*BRIEF:*
Show every line of the records below that contains the word "JSON".

*GIVEN ENTRIES:*
---+---

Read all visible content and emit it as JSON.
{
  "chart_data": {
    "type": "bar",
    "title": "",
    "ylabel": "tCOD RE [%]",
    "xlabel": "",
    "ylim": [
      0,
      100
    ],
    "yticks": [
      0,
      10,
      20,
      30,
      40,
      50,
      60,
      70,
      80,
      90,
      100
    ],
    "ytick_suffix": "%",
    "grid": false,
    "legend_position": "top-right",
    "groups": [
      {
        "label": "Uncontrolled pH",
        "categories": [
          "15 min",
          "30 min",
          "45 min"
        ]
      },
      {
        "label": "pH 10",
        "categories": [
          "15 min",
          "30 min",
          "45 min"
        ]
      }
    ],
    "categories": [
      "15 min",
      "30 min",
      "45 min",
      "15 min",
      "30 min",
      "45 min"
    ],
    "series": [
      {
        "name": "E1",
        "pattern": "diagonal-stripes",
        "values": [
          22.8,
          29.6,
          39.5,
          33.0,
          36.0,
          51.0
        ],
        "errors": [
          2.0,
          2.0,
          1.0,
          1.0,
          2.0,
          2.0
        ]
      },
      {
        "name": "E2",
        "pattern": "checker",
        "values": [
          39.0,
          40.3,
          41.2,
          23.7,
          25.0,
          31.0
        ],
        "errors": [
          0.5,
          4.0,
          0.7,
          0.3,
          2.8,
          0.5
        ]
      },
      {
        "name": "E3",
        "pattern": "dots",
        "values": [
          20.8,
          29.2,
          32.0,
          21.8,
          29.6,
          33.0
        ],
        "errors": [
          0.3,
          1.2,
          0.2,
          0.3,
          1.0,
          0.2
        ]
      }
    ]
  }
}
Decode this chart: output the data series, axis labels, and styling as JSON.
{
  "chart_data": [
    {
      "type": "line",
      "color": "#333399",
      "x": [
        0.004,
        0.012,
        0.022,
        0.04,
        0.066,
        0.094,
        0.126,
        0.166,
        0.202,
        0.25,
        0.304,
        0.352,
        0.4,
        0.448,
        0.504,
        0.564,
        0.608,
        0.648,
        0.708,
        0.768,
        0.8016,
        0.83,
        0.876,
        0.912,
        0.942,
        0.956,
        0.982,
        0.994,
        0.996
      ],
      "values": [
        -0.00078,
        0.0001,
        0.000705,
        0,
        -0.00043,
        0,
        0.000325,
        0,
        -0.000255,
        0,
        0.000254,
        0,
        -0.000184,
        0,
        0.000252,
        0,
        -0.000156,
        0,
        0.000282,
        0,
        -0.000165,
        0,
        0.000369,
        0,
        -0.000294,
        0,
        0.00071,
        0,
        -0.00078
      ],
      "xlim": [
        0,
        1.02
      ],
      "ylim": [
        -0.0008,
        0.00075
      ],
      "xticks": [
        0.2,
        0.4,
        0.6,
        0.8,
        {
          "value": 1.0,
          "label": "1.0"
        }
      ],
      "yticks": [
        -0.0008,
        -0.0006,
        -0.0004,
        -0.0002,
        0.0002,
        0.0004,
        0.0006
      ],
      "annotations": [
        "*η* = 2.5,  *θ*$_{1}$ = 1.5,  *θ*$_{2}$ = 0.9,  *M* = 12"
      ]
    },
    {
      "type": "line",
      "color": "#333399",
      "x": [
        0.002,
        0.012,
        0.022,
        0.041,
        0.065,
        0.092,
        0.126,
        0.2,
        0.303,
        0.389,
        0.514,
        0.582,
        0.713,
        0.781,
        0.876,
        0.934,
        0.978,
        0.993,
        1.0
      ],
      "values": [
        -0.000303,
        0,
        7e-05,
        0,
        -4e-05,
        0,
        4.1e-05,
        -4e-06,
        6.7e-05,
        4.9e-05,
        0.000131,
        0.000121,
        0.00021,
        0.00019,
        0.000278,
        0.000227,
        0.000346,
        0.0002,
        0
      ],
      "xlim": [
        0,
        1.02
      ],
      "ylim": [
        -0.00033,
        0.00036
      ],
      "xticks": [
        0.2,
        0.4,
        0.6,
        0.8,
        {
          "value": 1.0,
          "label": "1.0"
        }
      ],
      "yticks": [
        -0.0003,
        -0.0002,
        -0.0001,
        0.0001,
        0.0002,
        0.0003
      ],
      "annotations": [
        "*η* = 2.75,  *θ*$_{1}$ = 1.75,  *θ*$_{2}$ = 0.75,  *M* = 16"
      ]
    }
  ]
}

---+---

*RESPONSE BELOW:*
Read all visible content and emit it as JSON.
Decode this chart: output the data series, axis labels, and styling as JSON.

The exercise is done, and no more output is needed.